[Lines of data]
##########

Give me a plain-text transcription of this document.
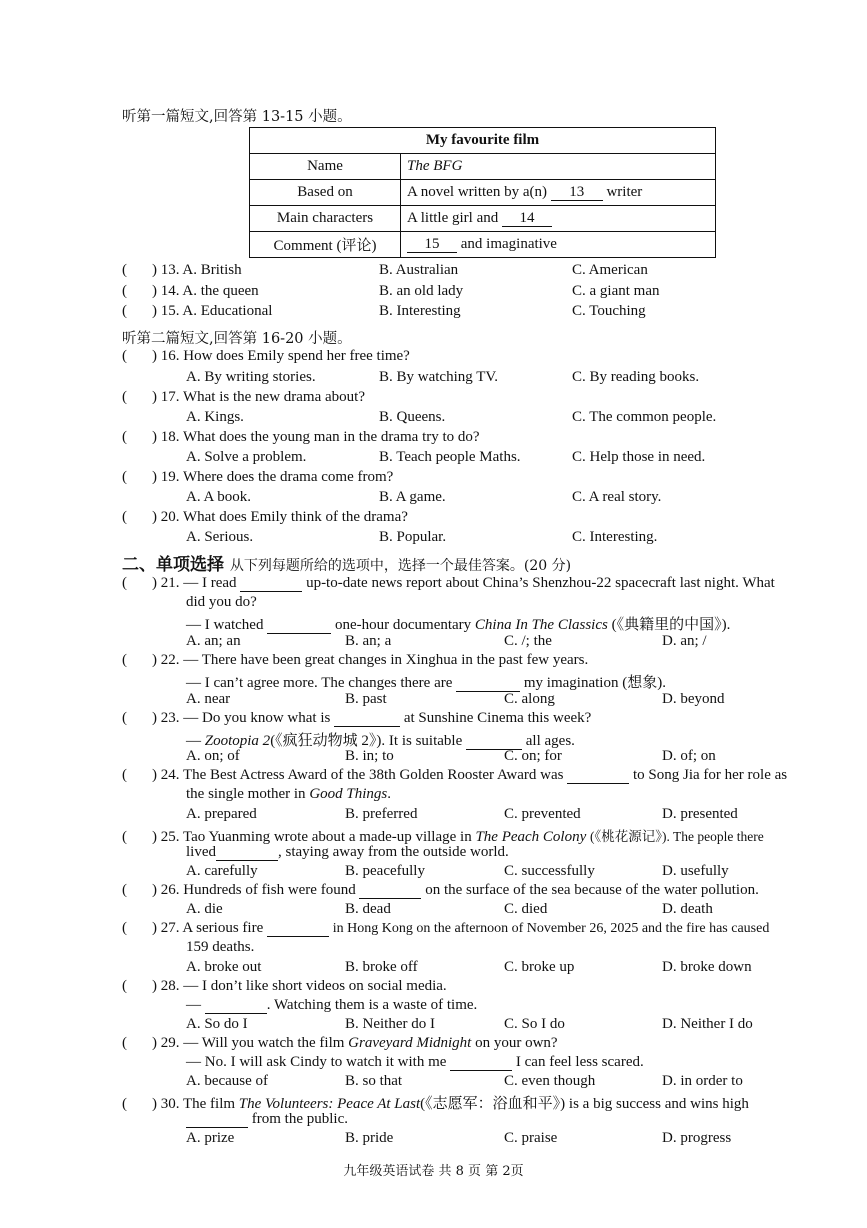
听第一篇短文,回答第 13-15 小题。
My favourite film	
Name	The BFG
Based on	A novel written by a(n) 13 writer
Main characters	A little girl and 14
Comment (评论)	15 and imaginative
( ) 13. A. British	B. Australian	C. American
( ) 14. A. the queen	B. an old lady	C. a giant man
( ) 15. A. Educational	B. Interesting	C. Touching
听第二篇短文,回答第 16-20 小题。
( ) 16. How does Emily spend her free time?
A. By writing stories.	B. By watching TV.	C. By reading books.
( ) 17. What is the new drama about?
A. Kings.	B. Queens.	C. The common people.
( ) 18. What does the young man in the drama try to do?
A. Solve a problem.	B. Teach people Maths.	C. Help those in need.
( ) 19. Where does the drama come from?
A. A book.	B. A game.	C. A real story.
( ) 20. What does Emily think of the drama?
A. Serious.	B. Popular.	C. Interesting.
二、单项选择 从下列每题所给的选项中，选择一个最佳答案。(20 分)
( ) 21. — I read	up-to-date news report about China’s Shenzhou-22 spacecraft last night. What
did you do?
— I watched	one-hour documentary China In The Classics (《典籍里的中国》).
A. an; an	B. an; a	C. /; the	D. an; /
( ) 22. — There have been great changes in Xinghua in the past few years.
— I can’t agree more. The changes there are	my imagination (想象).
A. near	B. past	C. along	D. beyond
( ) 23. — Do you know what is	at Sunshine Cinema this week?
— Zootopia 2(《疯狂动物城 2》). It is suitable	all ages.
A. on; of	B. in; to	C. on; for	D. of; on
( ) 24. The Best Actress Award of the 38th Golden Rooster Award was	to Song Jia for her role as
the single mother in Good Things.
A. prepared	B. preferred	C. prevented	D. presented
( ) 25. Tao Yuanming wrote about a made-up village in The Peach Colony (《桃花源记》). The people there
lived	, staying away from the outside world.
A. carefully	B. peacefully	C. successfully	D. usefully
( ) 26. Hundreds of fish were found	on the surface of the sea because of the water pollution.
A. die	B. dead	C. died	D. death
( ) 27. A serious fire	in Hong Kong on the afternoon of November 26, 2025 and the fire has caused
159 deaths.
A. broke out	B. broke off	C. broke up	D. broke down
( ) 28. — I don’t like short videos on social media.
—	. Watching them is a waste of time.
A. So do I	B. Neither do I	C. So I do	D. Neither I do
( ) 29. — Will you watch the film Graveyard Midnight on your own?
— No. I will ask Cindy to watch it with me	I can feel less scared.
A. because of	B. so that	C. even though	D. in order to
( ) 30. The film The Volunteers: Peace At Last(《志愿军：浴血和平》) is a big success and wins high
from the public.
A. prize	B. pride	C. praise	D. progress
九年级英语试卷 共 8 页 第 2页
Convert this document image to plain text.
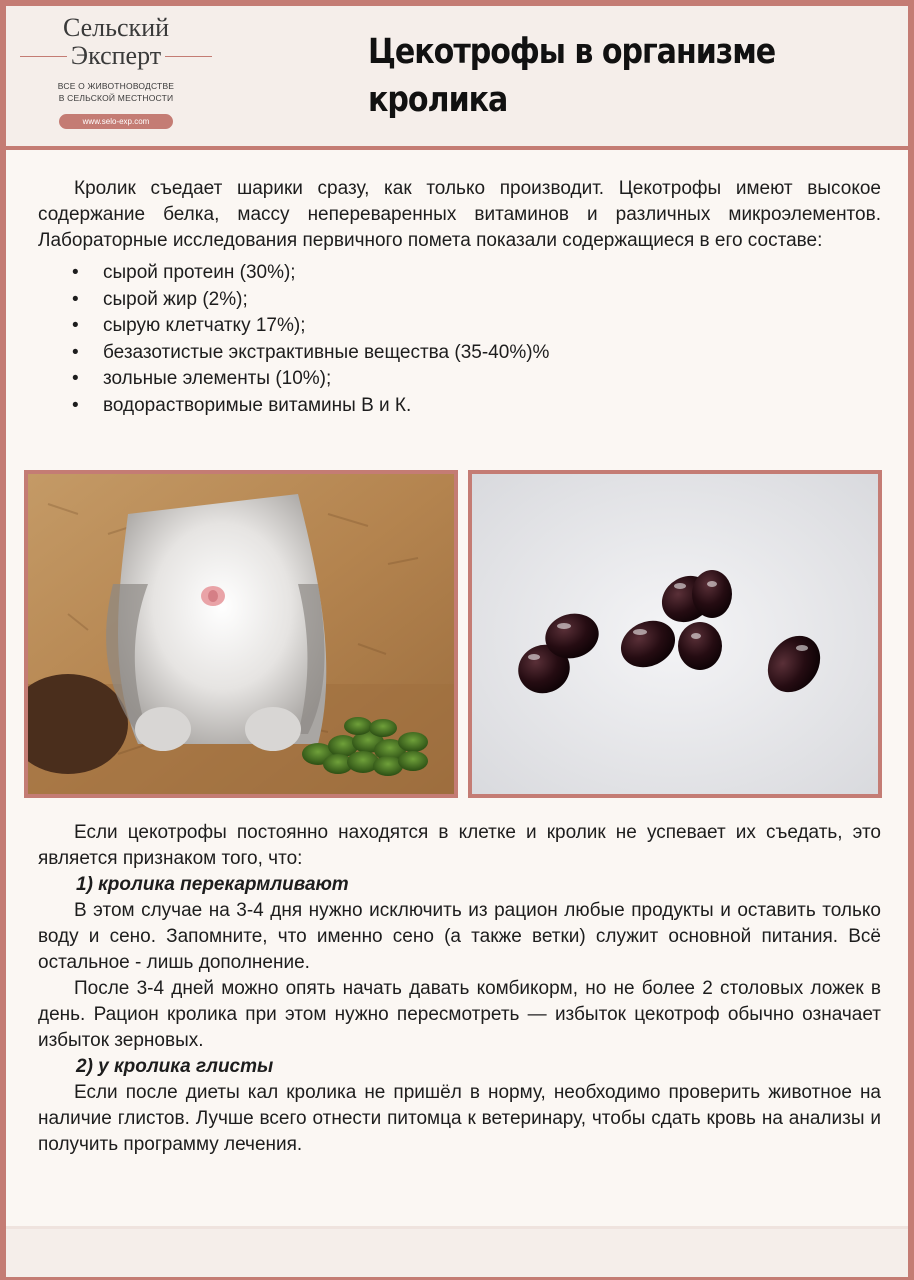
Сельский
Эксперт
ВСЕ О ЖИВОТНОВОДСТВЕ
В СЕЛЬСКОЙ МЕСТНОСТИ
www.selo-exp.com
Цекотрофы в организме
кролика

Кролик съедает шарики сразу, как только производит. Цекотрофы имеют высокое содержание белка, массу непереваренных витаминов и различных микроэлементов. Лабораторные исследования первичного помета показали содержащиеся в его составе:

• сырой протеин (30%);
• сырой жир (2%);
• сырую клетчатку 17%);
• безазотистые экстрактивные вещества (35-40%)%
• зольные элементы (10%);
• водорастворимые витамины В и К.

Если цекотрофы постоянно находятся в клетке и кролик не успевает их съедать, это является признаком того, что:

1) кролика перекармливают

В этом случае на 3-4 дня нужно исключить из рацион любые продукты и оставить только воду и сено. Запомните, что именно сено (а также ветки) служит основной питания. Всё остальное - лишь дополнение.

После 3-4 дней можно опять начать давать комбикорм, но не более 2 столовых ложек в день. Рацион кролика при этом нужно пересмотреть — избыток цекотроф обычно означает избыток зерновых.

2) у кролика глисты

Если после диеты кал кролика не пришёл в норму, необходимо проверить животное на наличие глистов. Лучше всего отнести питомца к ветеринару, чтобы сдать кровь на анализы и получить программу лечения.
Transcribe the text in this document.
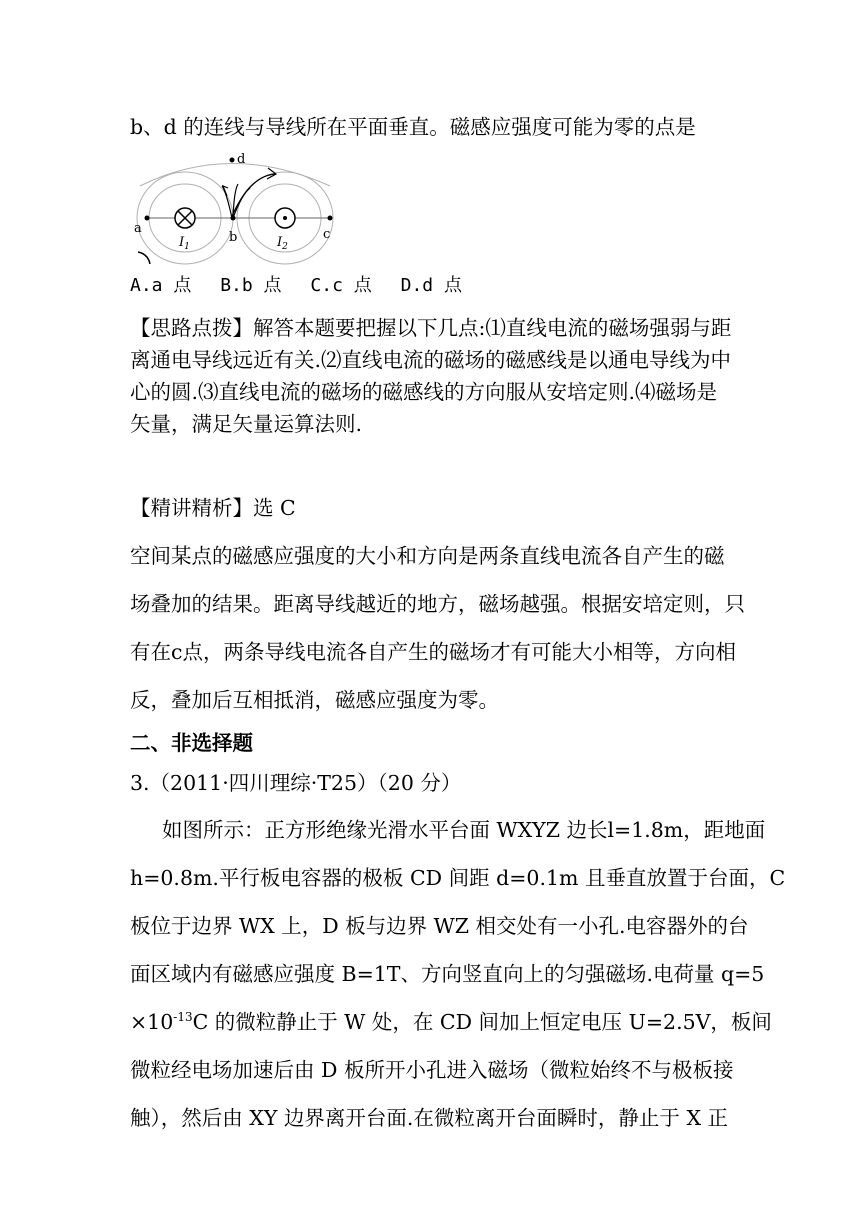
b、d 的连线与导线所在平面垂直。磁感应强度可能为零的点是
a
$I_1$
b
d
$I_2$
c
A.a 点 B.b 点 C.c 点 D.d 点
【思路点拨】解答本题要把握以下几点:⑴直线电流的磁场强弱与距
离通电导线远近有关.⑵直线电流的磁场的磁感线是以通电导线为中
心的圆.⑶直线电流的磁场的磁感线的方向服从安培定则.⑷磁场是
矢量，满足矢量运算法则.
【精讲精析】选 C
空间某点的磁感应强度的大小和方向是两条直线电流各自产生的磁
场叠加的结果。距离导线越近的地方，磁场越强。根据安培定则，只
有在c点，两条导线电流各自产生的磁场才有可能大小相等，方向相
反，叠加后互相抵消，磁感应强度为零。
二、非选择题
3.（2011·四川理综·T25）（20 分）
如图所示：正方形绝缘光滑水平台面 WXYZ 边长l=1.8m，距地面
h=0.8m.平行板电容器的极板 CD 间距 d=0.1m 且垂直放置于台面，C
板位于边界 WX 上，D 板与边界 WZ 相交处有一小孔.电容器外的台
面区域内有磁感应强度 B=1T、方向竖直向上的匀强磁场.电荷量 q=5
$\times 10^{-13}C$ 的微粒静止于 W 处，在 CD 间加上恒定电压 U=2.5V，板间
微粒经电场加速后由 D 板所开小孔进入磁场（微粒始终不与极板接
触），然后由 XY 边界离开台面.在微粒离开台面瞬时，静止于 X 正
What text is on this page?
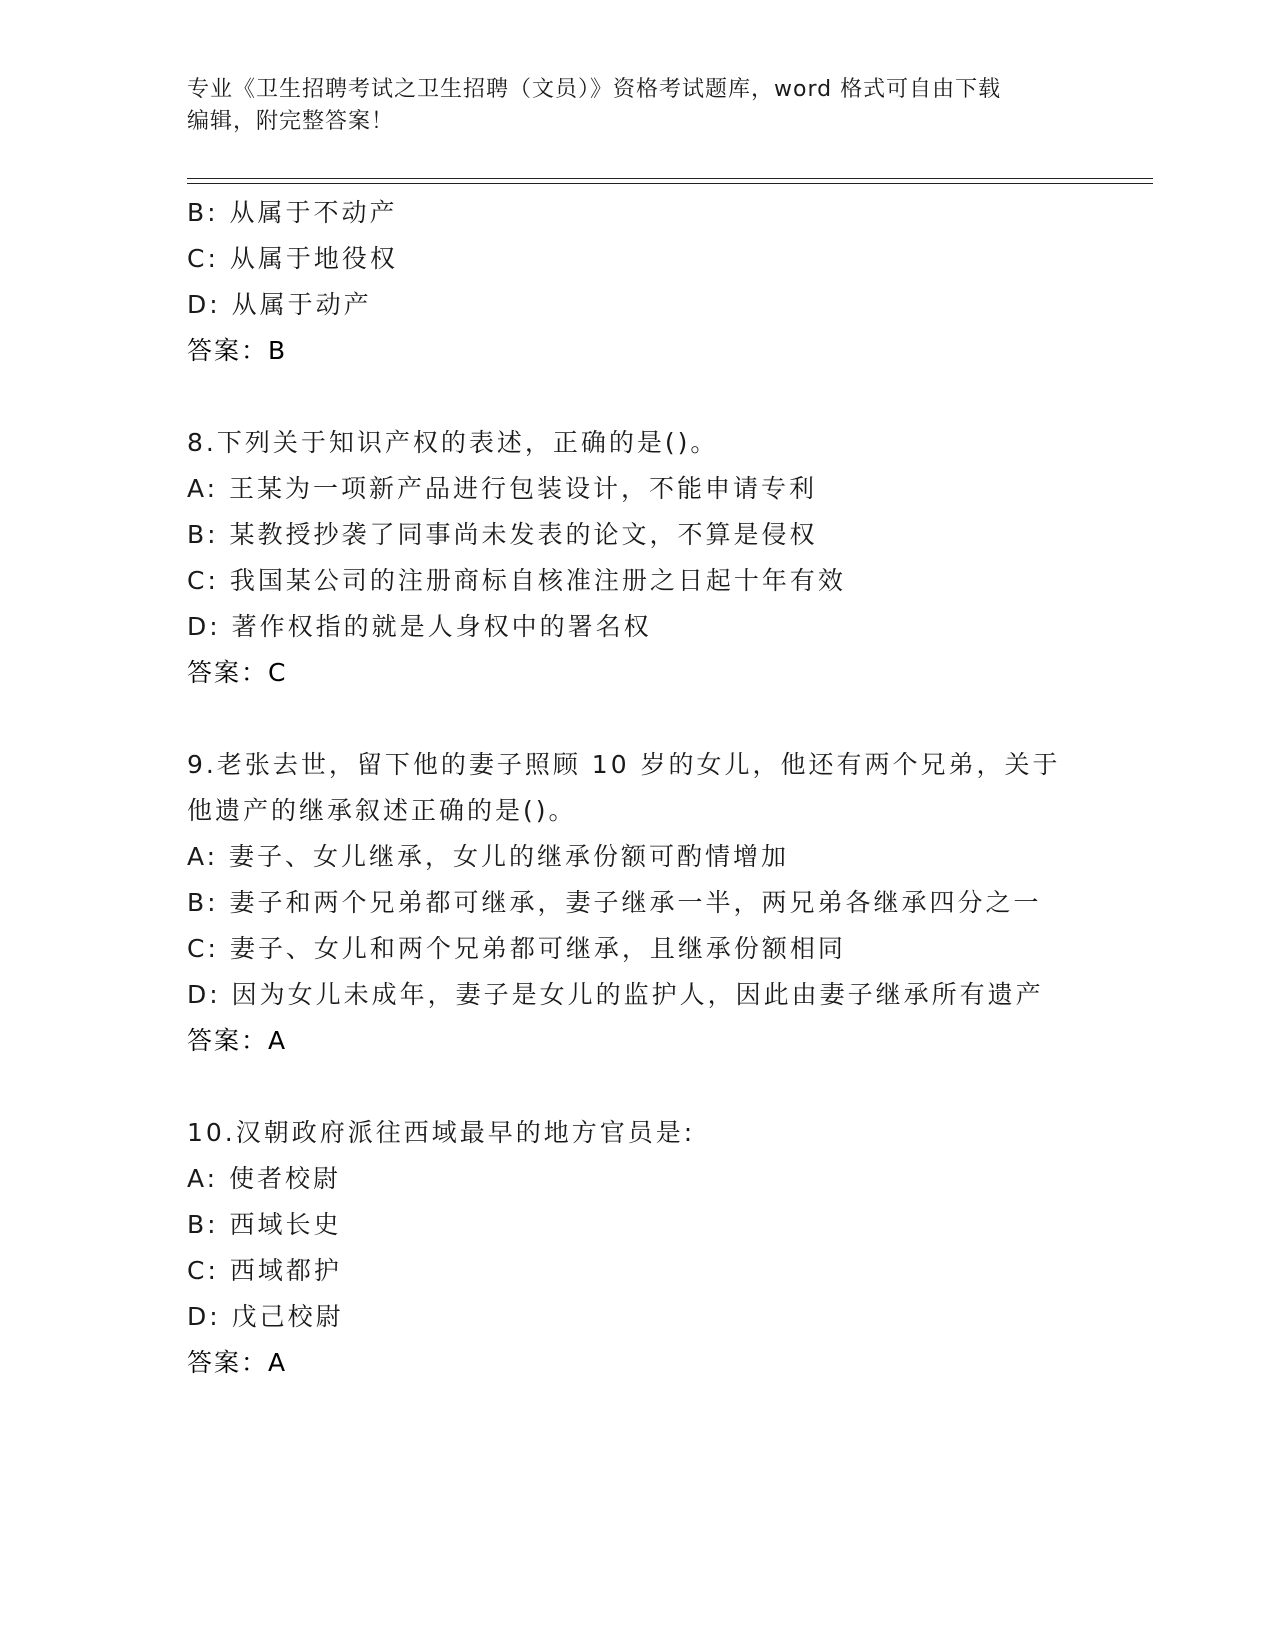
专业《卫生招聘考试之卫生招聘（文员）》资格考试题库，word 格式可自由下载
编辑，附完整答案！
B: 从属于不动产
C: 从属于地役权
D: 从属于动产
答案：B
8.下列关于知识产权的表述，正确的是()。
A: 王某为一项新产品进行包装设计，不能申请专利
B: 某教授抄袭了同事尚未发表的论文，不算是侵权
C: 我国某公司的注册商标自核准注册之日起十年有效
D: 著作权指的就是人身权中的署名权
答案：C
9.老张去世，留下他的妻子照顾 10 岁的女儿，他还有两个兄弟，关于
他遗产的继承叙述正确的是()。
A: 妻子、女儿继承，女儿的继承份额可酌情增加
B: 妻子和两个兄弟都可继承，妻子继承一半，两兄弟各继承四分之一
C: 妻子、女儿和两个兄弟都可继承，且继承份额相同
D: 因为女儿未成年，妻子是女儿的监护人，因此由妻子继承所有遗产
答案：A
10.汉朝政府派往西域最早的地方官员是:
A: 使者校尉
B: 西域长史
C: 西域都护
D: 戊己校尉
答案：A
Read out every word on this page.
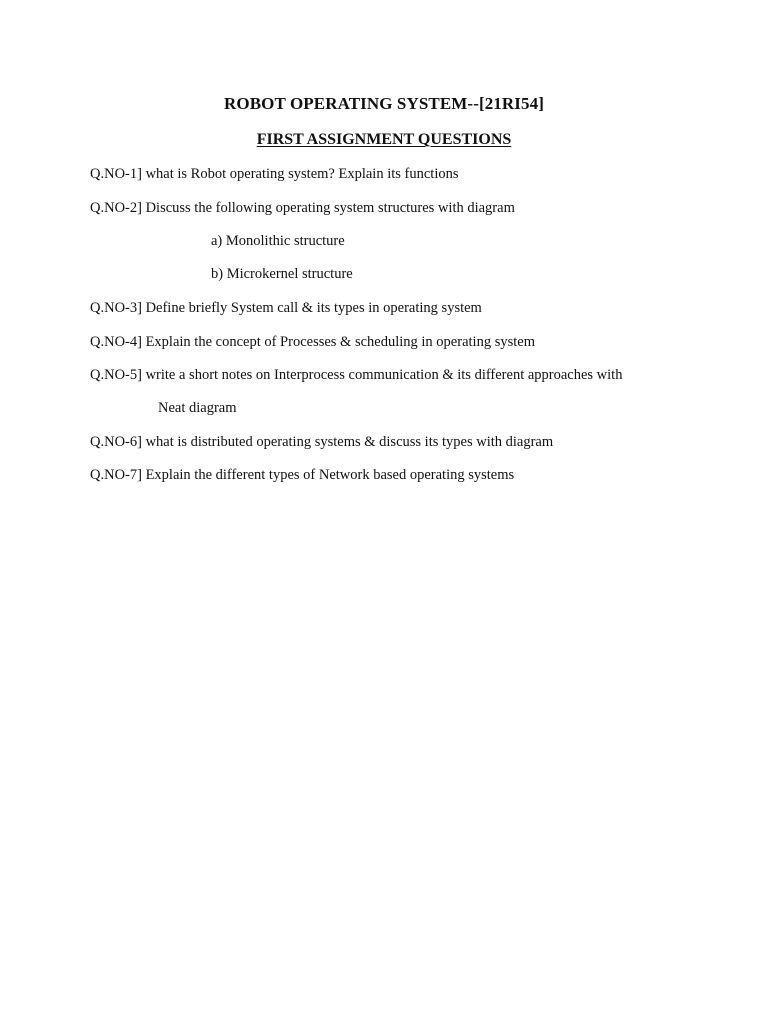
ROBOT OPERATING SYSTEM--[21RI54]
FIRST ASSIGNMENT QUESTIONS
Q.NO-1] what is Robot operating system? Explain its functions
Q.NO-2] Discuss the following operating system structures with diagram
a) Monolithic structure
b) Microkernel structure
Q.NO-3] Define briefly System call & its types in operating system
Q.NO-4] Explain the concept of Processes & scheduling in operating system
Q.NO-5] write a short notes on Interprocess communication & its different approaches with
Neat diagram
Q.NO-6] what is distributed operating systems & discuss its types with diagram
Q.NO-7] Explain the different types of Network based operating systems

##########

▶ [GIVEN REQUEST] Beginning at the line that contains "Read out every word on this page.", retype each line of the data above through the very last one. Do not retype the pictures.

▶ [TASK ANSWER]
Read out every word on this page.
ROBOT OPERATING SYSTEM--[21RI54]
FIRST ASSIGNMENT QUESTIONS
Q.NO-1] what is Robot operating system? Explain its functions
Q.NO-2] Discuss the following operating system structures with diagram
a) Monolithic structure
b) Microkernel structure
Q.NO-3] Define briefly System call & its types in operating system
Q.NO-4] Explain the concept of Processes & scheduling in operating system
Q.NO-5] write a short notes on Interprocess communication & its different approaches with
Neat diagram
Q.NO-6] what is distributed operating systems & discuss its types with diagram
Q.NO-7] Explain the different types of Network based operating systems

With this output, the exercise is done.